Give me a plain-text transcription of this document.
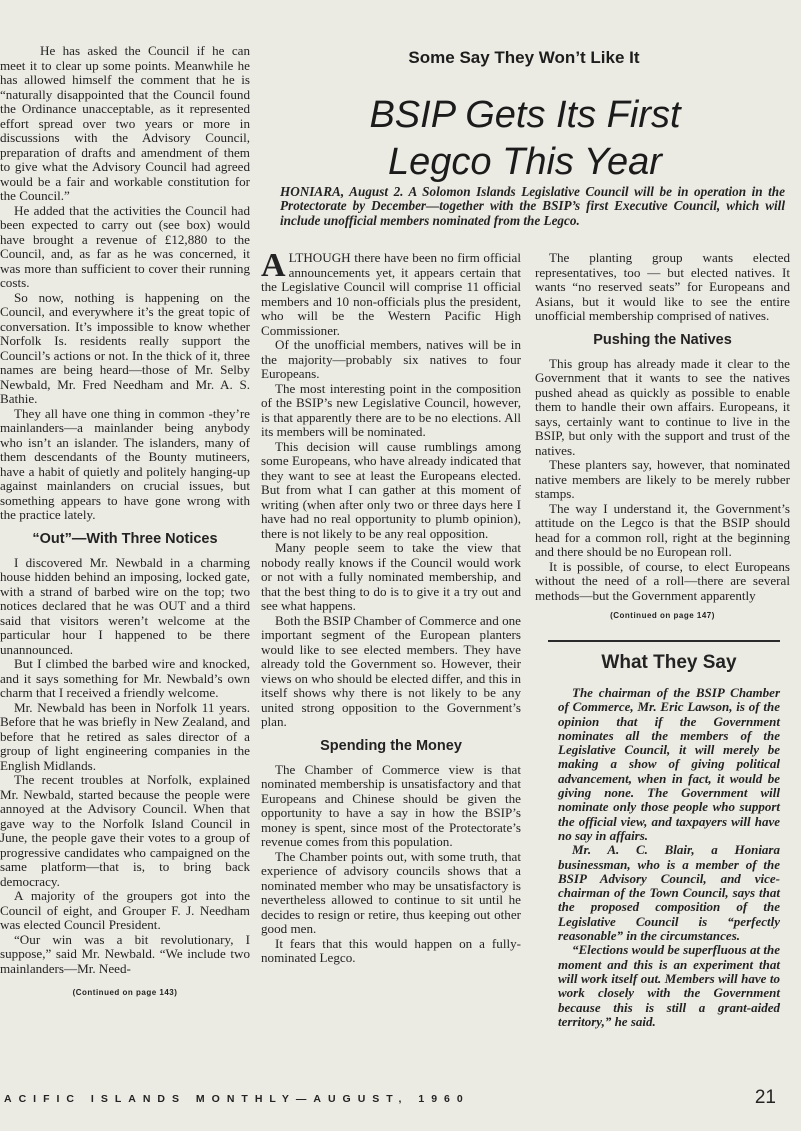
He has asked the Council if he can meet it to clear up some points. Meanwhile he has allowed himself the comment that he is “naturally disappointed that the Council found the Ordinance unacceptable, as it represented effort spread over two years or more in discussions with the Advisory Council, preparation of drafts and amendment of them to give what the Advisory Council had agreed would be a fair and workable constitution for the Council.”

He added that the activities the Council had been expected to carry out (see box) would have brought a revenue of £12,880 to the Council, and, as far as he was concerned, it was more than sufficient to cover their running costs.

So now, nothing is happening on the Council, and everywhere it’s the great topic of conversation. It’s impossible to know whether Norfolk Is. residents really support the Council’s actions or not. In the thick of it, three names are being heard—those of Mr. Selby Newbald, Mr. Fred Needham and Mr. A. S. Bathie.

They all have one thing in common -they’re mainlanders—a mainlander being anybody who isn’t an islander. The islanders, many of them descendants of the Bounty mutineers, have a habit of quietly and politely hanging-up against mainlanders on crucial issues, but something appears to have gone wrong with the practice lately.

“Out”—With Three Notices

I discovered Mr. Newbald in a charming house hidden behind an imposing, locked gate, with a strand of barbed wire on the top; two notices declared that he was OUT and a third said that visitors weren’t welcome at the particular hour I happened to be there unannounced.

But I climbed the barbed wire and knocked, and it says something for Mr. Newbald’s own charm that I received a friendly welcome.

Mr. Newbald has been in Norfolk 11 years. Before that he was briefly in New Zealand, and before that he retired as sales director of a group of light engineering companies in the English Midlands.

The recent troubles at Norfolk, explained Mr. Newbald, started because the people were annoyed at the Advisory Council. When that gave way to the Norfolk Island Council in June, the people gave their votes to a group of progressive candidates who campaigned on the same platform—that is, to bring back democracy.

A majority of the groupers got into the Council of eight, and Grouper F. J. Needham was elected Council President.

“Our win was a bit revolutionary, I suppose,” said Mr. Newbald. “We include two mainlanders—Mr. Need-

(Continued on page 143)
Some Say They Won’t Like It
BSIP Gets Its First
Legco This Year
HONIARA, August 2. A Solomon Islands Legislative Council will be in operation in the Protectorate by December—together with the BSIP’s first Executive Council, which will include unofficial members nominated from the Legco.

ALTHOUGH there have been no firm official announcements yet, it appears certain that the Legislative Council will comprise 11 official members and 10 non-officials plus the president, who will be the Western Pacific High Commissioner.

Of the unofficial members, natives will be in the majority—probably six natives to four Europeans.

The most interesting point in the composition of the BSIP’s new Legislative Council, however, is that apparently there are to be no elections. All its members will be nominated.

This decision will cause rumblings among some Europeans, who have already indicated that they want to see at least the Europeans elected. But from what I can gather at this moment of writing (when after only two or three days here I have had no real opportunity to plumb opinion), there is not likely to be any real opposition.

Many people seem to take the view that nobody really knows if the Council would work or not with a fully nominated membership, and that the best thing to do is to give it a try out and see what happens.

Both the BSIP Chamber of Commerce and one important segment of the European planters would like to see elected members. They have already told the Government so. However, their views on who should be elected differ, and this in itself shows why there is not likely to be any united strong opposition to the Government’s plan.

Spending the Money

The Chamber of Commerce view is that nominated membership is unsatisfactory and that Europeans and Chinese should be given the opportunity to have a say in how the BSIP’s money is spent, since most of the Protectorate’s revenue comes from this population.

The Chamber points out, with some truth, that experience of advisory councils shows that a nominated member who may be unsatisfactory is nevertheless allowed to continue to sit until he decides to resign or retire, thus keeping out other good men.

It fears that this would happen on a fully-nominated Legco.

The planting group wants elected representatives, too — but elected natives. It wants “no reserved seats” for Europeans and Asians, but it would like to see the entire unofficial membership comprised of natives.

Pushing the Natives

This group has already made it clear to the Government that it wants to see the natives pushed ahead as quickly as possible to enable them to handle their own affairs. Europeans, it says, certainly want to continue to live in the BSIP, but only with the support and trust of the natives.

These planters say, however, that nominated native members are likely to be merely rubber stamps.

The way I understand it, the Government’s attitude on the Legco is that the BSIP should head for a common roll, right at the beginning and there should be no European roll.

It is possible, of course, to elect Europeans without the need of a roll—there are several methods—but the Government apparently

(Continued on page 147)
What They Say

The chairman of the BSIP Chamber of Commerce, Mr. Eric Lawson, is of the opinion that if the Government nominates all the members of the Legislative Council, it will merely be making a show of giving political advancement, when in fact, it would be giving none. The Government will nominate only those people who support the official view, and taxpayers will have no say in affairs.

Mr. A. C. Blair, a Honiara businessman, who is a member of the BSIP Advisory Council, and vice-chairman of the Town Council, says that the proposed composition of the Legislative Council is “perfectly reasonable” in the circumstances.

“Elections would be superfluous at the moment and this is an experiment that will work itself out. Members will have to work closely with the Government because this is still a grant-aided territory,” he said.

ACIFIC ISLANDS MONTHLY—AUGUST, 1960	21
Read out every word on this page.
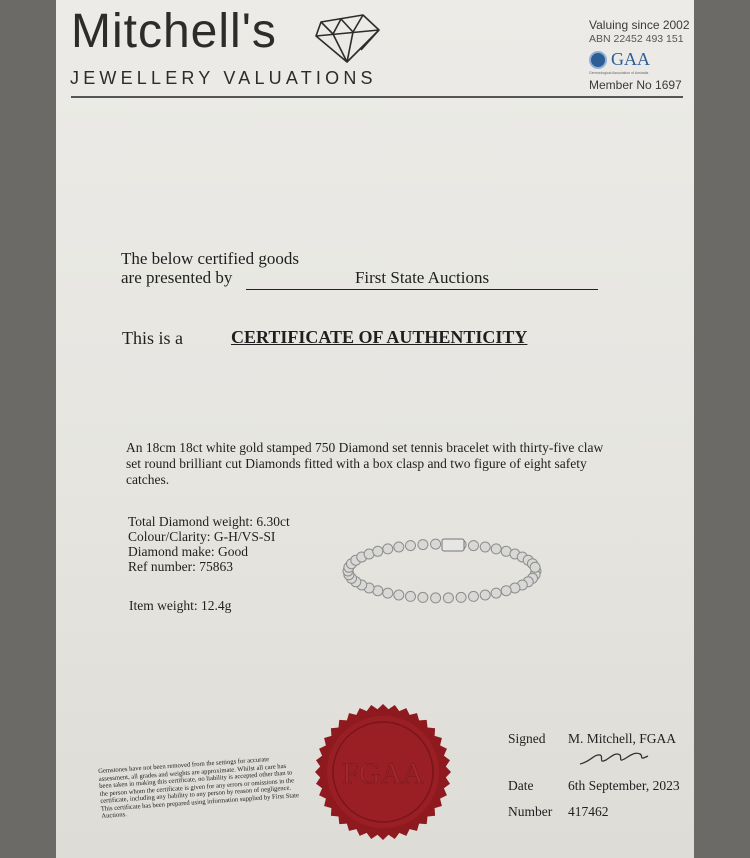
Mitchell's
JEWELLERY VALUATIONS
Valuing since 2002
ABN 22452 493 151
GAA
Gemmological Association of Australia
Member No 1697
The below certified goods
are presented by	First State Auctions
This is a	CERTIFICATE OF AUTHENTICITY
An 18cm 18ct white gold stamped 750 Diamond set tennis bracelet with thirty-five claw set round brilliant cut Diamonds fitted with a box clasp and two figure of eight safety catches.
Total Diamond weight: 6.30ct
Colour/Clarity: G-H/VS-SI
Diamond make: Good
Ref number: 75863
Item weight: 12.4g
FGAA
Gemstones have not been removed from the settings for accurate assessment, all grades and weights are approximate. Whilst all care has been taken in making this certificate, no liability is accepted other than to the person whom the certificate is given for any errors or omissions in the certificate, including any liability to any person by reason of negligence. This certificate has been prepared using information supplied by First State Auctions.
Signed M. Mitchell, FGAA
Date	6th September, 2023
Number 417462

Aim of the exercise
Print every entry above again without changing a word, and omit the pictures.

Correct result
Give me a plain-text transcription of this document.
He has asked the Council if he can meet it to clear up some points. Meanwhile he has allowed himself the comment that he is “naturally disappointed that the Council found the Ordinance unacceptable, as it represented effort spread over two years or more in discussions with the Advisory Council, preparation of drafts and amendment of them to give what the Advisory Council had agreed would be a fair and workable constitution for the Council.”

He added that the activities the Council had been expected to carry out (see box) would have brought a revenue of £12,880 to the Council, and, as far as he was concerned, it was more than sufficient to cover their running costs.

So now, nothing is happening on the Council, and everywhere it’s the great topic of conversation. It’s impossible to know whether Norfolk Is. residents really support the Council’s actions or not. In the thick of it, three names are being heard—those of Mr. Selby Newbald, Mr. Fred Needham and Mr. A. S. Bathie.

They all have one thing in common -they’re mainlanders—a mainlander being anybody who isn’t an islander. The islanders, many of them descendants of the Bounty mutineers, have a habit of quietly and politely hanging-up against mainlanders on crucial issues, but something appears to have gone wrong with the practice lately.

“Out”—With Three Notices

I discovered Mr. Newbald in a charming house hidden behind an imposing, locked gate, with a strand of barbed wire on the top; two notices declared that he was OUT and a third said that visitors weren’t welcome at the particular hour I happened to be there unannounced.

But I climbed the barbed wire and knocked, and it says something for Mr. Newbald’s own charm that I received a friendly welcome.

Mr. Newbald has been in Norfolk 11 years. Before that he was briefly in New Zealand, and before that he retired as sales director of a group of light engineering companies in the English Midlands.

The recent troubles at Norfolk, explained Mr. Newbald, started because the people were annoyed at the Advisory Council. When that gave way to the Norfolk Island Council in June, the people gave their votes to a group of progressive candidates who campaigned on the same platform—that is, to bring back democracy.

A majority of the groupers got into the Council of eight, and Grouper F. J. Needham was elected Council President.

“Our win was a bit revolutionary, I suppose,” said Mr. Newbald. “We include two mainlanders—Mr. Need-

(Continued on page 143)
Some Say They Won’t Like It
BSIP Gets Its First
Legco This Year
HONIARA, August 2. A Solomon Islands Legislative Council will be in operation in the Protectorate by December—together with the BSIP’s first Executive Council, which will include unofficial members nominated from the Legco.

ALTHOUGH there have been no firm official announcements yet, it appears certain that the Legislative Council will comprise 11 official members and 10 non-officials plus the president, who will be the Western Pacific High Commissioner.

Of the unofficial members, natives will be in the majority—probably six natives to four Europeans.

The most interesting point in the composition of the BSIP’s new Legislative Council, however, is that apparently there are to be no elections. All its members will be nominated.

This decision will cause rumblings among some Europeans, who have already indicated that they want to see at least the Europeans elected. But from what I can gather at this moment of writing (when after only two or three days here I have had no real opportunity to plumb opinion), there is not likely to be any real opposition.

Many people seem to take the view that nobody really knows if the Council would work or not with a fully nominated membership, and that the best thing to do is to give it a try out and see what happens.

Both the BSIP Chamber of Commerce and one important segment of the European planters would like to see elected members. They have already told the Government so. However, their views on who should be elected differ, and this in itself shows why there is not likely to be any united strong opposition to the Government’s plan.

Spending the Money

The Chamber of Commerce view is that nominated membership is unsatisfactory and that Europeans and Chinese should be given the opportunity to have a say in how the BSIP’s money is spent, since most of the Protectorate’s revenue comes from this population.

The Chamber points out, with some truth, that experience of advisory councils shows that a nominated member who may be unsatisfactory is nevertheless allowed to continue to sit until he decides to resign or retire, thus keeping out other good men.

It fears that this would happen on a fully-nominated Legco.

The planting group wants elected representatives, too — but elected natives. It wants “no reserved seats” for Europeans and Asians, but it would like to see the entire unofficial membership comprised of natives.

Pushing the Natives

This group has already made it clear to the Government that it wants to see the natives pushed ahead as quickly as possible to enable them to handle their own affairs. Europeans, it says, certainly want to continue to live in the BSIP, but only with the support and trust of the natives.

These planters say, however, that nominated native members are likely to be merely rubber stamps.

The way I understand it, the Government’s attitude on the Legco is that the BSIP should head for a common roll, right at the beginning and there should be no European roll.

It is possible, of course, to elect Europeans without the need of a roll—there are several methods—but the Government apparently

(Continued on page 147)
What They Say

The chairman of the BSIP Chamber of Commerce, Mr. Eric Lawson, is of the opinion that if the Government nominates all the members of the Legislative Council, it will merely be making a show of giving political advancement, when in fact, it would be giving none. The Government will nominate only those people who support the official view, and taxpayers will have no say in affairs.

Mr. A. C. Blair, a Honiara businessman, who is a member of the BSIP Advisory Council, and vice-chairman of the Town Council, says that the proposed composition of the Legislative Council is “perfectly reasonable” in the circumstances.

“Elections would be superfluous at the moment and this is an experiment that will work itself out. Members will have to work closely with the Government because this is still a grant-aided territory,” he said.

ACIFIC ISLANDS MONTHLY—AUGUST, 1960	21
Read out every word on this page.
Mitchell's
JEWELLERY VALUATIONS
Valuing since 2002
ABN 22452 493 151
GAA
Gemmological Association of Australia
Member No 1697
The below certified goods
are presented by	First State Auctions
This is a	CERTIFICATE OF AUTHENTICITY
An 18cm 18ct white gold stamped 750 Diamond set tennis bracelet with thirty-five claw set round brilliant cut Diamonds fitted with a box clasp and two figure of eight safety catches.
Total Diamond weight: 6.30ct
Colour/Clarity: G-H/VS-SI
Diamond make: Good
Ref number: 75863
Item weight: 12.4g
FGAA
Gemstones have not been removed from the settings for accurate assessment, all grades and weights are approximate. Whilst all care has been taken in making this certificate, no liability is accepted other than to the person whom the certificate is given for any errors or omissions in the certificate, including any liability to any person by reason of negligence. This certificate has been prepared using information supplied by First State Auctions.
Signed M. Mitchell, FGAA
Date	6th September, 2023
Number 417462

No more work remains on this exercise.